SUPPLIED DATA —
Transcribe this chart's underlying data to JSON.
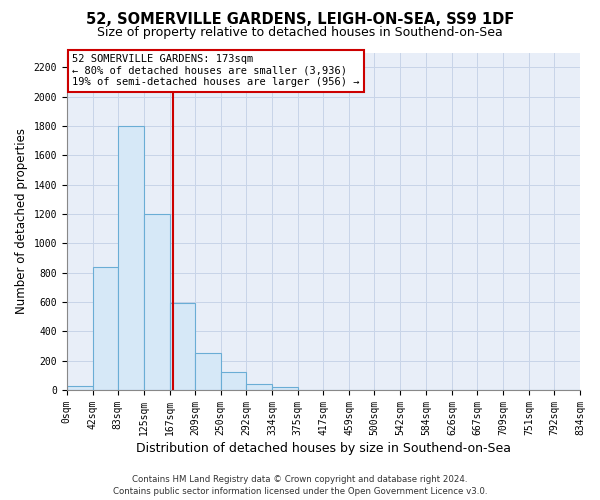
{
  "title": "52, SOMERVILLE GARDENS, LEIGH-ON-SEA, SS9 1DF",
  "subtitle": "Size of property relative to detached houses in Southend-on-Sea",
  "xlabel": "Distribution of detached houses by size in Southend-on-Sea",
  "ylabel": "Number of detached properties",
  "bar_edges": [
    0,
    42,
    83,
    125,
    167,
    209,
    250,
    292,
    334,
    375,
    417,
    459,
    500,
    542,
    584,
    626,
    667,
    709,
    751,
    792,
    834
  ],
  "bar_heights": [
    25,
    840,
    1800,
    1200,
    590,
    255,
    120,
    40,
    20,
    0,
    0,
    0,
    0,
    0,
    0,
    0,
    0,
    0,
    0,
    0
  ],
  "bar_color": "#d6e8f7",
  "bar_edge_color": "#6aadd5",
  "vline_x": 173,
  "vline_color": "#cc0000",
  "annotation_title": "52 SOMERVILLE GARDENS: 173sqm",
  "annotation_line1": "← 80% of detached houses are smaller (3,936)",
  "annotation_line2": "19% of semi-detached houses are larger (956) →",
  "annotation_box_facecolor": "#ffffff",
  "annotation_box_edgecolor": "#cc0000",
  "ylim": [
    0,
    2300
  ],
  "ytick_step": 200,
  "tick_labels": [
    "0sqm",
    "42sqm",
    "83sqm",
    "125sqm",
    "167sqm",
    "209sqm",
    "250sqm",
    "292sqm",
    "334sqm",
    "375sqm",
    "417sqm",
    "459sqm",
    "500sqm",
    "542sqm",
    "584sqm",
    "626sqm",
    "667sqm",
    "709sqm",
    "751sqm",
    "792sqm",
    "834sqm"
  ],
  "grid_color": "#c8d4e8",
  "plot_bg_color": "#e8eef8",
  "fig_bg_color": "#ffffff",
  "footer_line1": "Contains HM Land Registry data © Crown copyright and database right 2024.",
  "footer_line2": "Contains public sector information licensed under the Open Government Licence v3.0.",
  "title_fontsize": 10.5,
  "subtitle_fontsize": 9,
  "xlabel_fontsize": 9,
  "ylabel_fontsize": 8.5,
  "tick_fontsize": 7,
  "annot_fontsize": 7.5,
  "footer_fontsize": 6.2
}
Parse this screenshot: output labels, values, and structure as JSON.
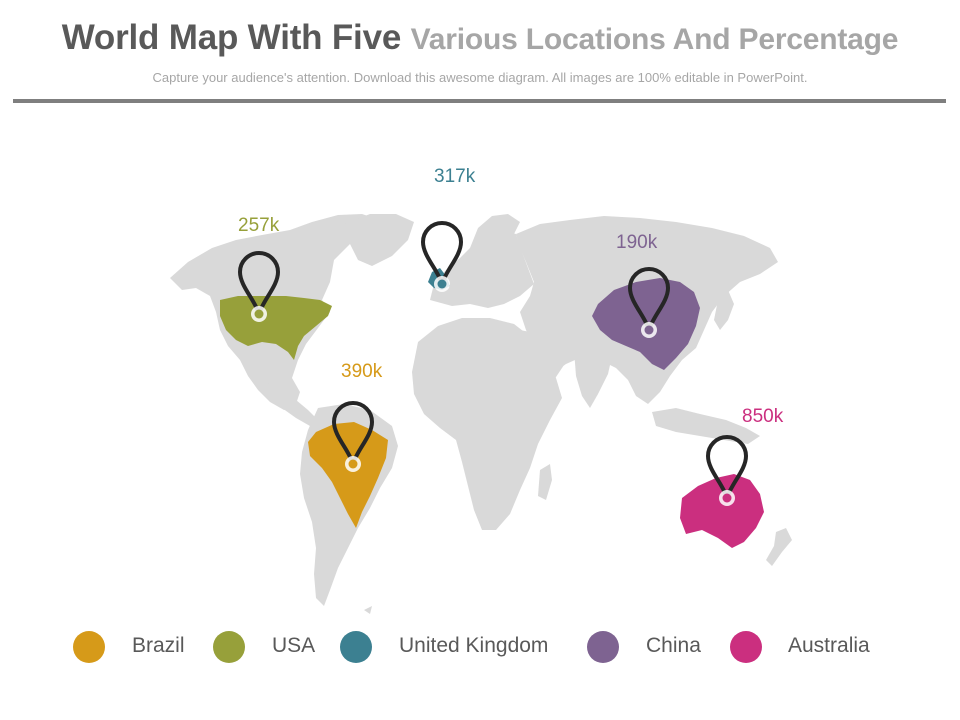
{
  "header": {
    "title_main": "World Map With Five",
    "title_rest": "Various Locations And Percentage",
    "subtitle": "Capture your audience's attention. Download this awesome diagram. All images are 100% editable in PowerPoint."
  },
  "locations": [
    {
      "key": "brazil",
      "name": "Brazil",
      "value": "390k",
      "color": "#d69a19"
    },
    {
      "key": "usa",
      "name": "USA",
      "value": "257k",
      "color": "#97a03a"
    },
    {
      "key": "uk",
      "name": "United Kingdom",
      "value": "317k",
      "color": "#3c8091"
    },
    {
      "key": "china",
      "name": "China",
      "value": "190k",
      "color": "#7e6391"
    },
    {
      "key": "australia",
      "name": "Australia",
      "value": "850k",
      "color": "#cb2f7f"
    }
  ],
  "land_color": "#d9d9d9",
  "pin_color": "#262626",
  "icons": {
    "pin": "map-pin-icon"
  }
}
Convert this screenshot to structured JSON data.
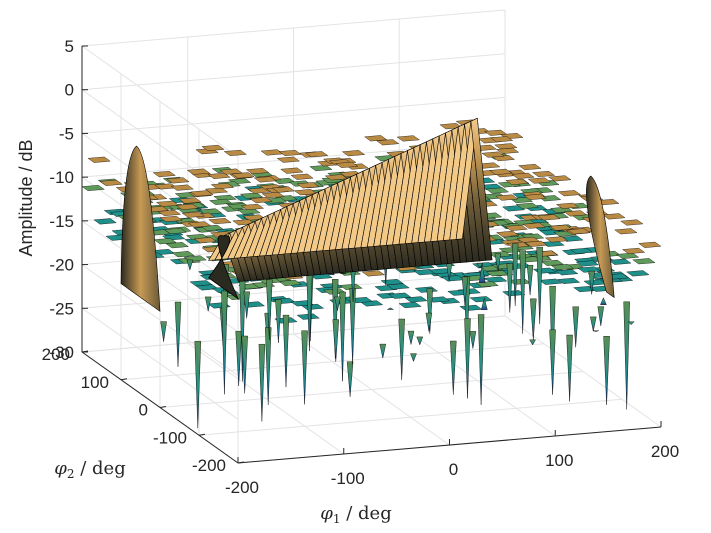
{
  "chart_data": {
    "type": "surface",
    "title": "",
    "xlabel": "φ1 / deg",
    "ylabel": "φ2 / deg",
    "zlabel": "Amplitude / dB",
    "xlabel_parts": {
      "symbol": "φ",
      "sub": "1",
      "rest": " / deg"
    },
    "ylabel_parts": {
      "symbol": "φ",
      "sub": "2",
      "rest": " / deg"
    },
    "x_ticks": [
      "-200",
      "-100",
      "0",
      "100",
      "200"
    ],
    "y_ticks": [
      "-200",
      "-100",
      "0",
      "100",
      "200"
    ],
    "z_ticks": [
      "5",
      "0",
      "-5",
      "-10",
      "-15",
      "-20",
      "-25",
      "-30"
    ],
    "xlim": [
      -200,
      200
    ],
    "ylim": [
      -200,
      200
    ],
    "zlim": [
      -30,
      5
    ],
    "grid": true,
    "colormap": "parula",
    "colors": {
      "low": "#2a3a8f",
      "mid_low": "#1f8f8a",
      "mid": "#5f9a5a",
      "mid_high": "#b88a44",
      "high": "#f2c987",
      "edge": "#000000"
    },
    "features": [
      {
        "name": "main ridge",
        "from": {
          "x": -140,
          "y": 0,
          "z": -11
        },
        "to": {
          "x": 100,
          "y": 0,
          "z": 0
        }
      },
      {
        "name": "end lobe",
        "x": 200,
        "y": -20,
        "z": -7
      },
      {
        "name": "end lobe",
        "x": -200,
        "y": 60,
        "z": -2
      },
      {
        "name": "sidelobe plateau",
        "from": -200,
        "to": 200,
        "z_range": [
          -15,
          -7
        ]
      }
    ]
  }
}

GIVEN PROBLEM —
Retype exactly the lines above, starting at the line containing "Convert this screenshot" and ending with the last line, both included; leave out the pictures.

FINAL RESULT —
Convert this screenshot to structured JSON data.
{
  "chart_data": {
    "type": "surface",
    "title": "",
    "xlabel": "φ1 / deg",
    "ylabel": "φ2 / deg",
    "zlabel": "Amplitude / dB",
    "xlabel_parts": {
      "symbol": "φ",
      "sub": "1",
      "rest": " / deg"
    },
    "ylabel_parts": {
      "symbol": "φ",
      "sub": "2",
      "rest": " / deg"
    },
    "x_ticks": [
      "-200",
      "-100",
      "0",
      "100",
      "200"
    ],
    "y_ticks": [
      "-200",
      "-100",
      "0",
      "100",
      "200"
    ],
    "z_ticks": [
      "5",
      "0",
      "-5",
      "-10",
      "-15",
      "-20",
      "-25",
      "-30"
    ],
    "xlim": [
      -200,
      200
    ],
    "ylim": [
      -200,
      200
    ],
    "zlim": [
      -30,
      5
    ],
    "grid": true,
    "colormap": "parula",
    "colors": {
      "low": "#2a3a8f",
      "mid_low": "#1f8f8a",
      "mid": "#5f9a5a",
      "mid_high": "#b88a44",
      "high": "#f2c987",
      "edge": "#000000"
    },
    "features": [
      {
        "name": "main ridge",
        "from": {
          "x": -140,
          "y": 0,
          "z": -11
        },
        "to": {
          "x": 100,
          "y": 0,
          "z": 0
        }
      },
      {
        "name": "end lobe",
        "x": 200,
        "y": -20,
        "z": -7
      },
      {
        "name": "end lobe",
        "x": -200,
        "y": 60,
        "z": -2
      },
      {
        "name": "sidelobe plateau",
        "from": -200,
        "to": 200,
        "z_range": [
          -15,
          -7
        ]
      }
    ]
  }
}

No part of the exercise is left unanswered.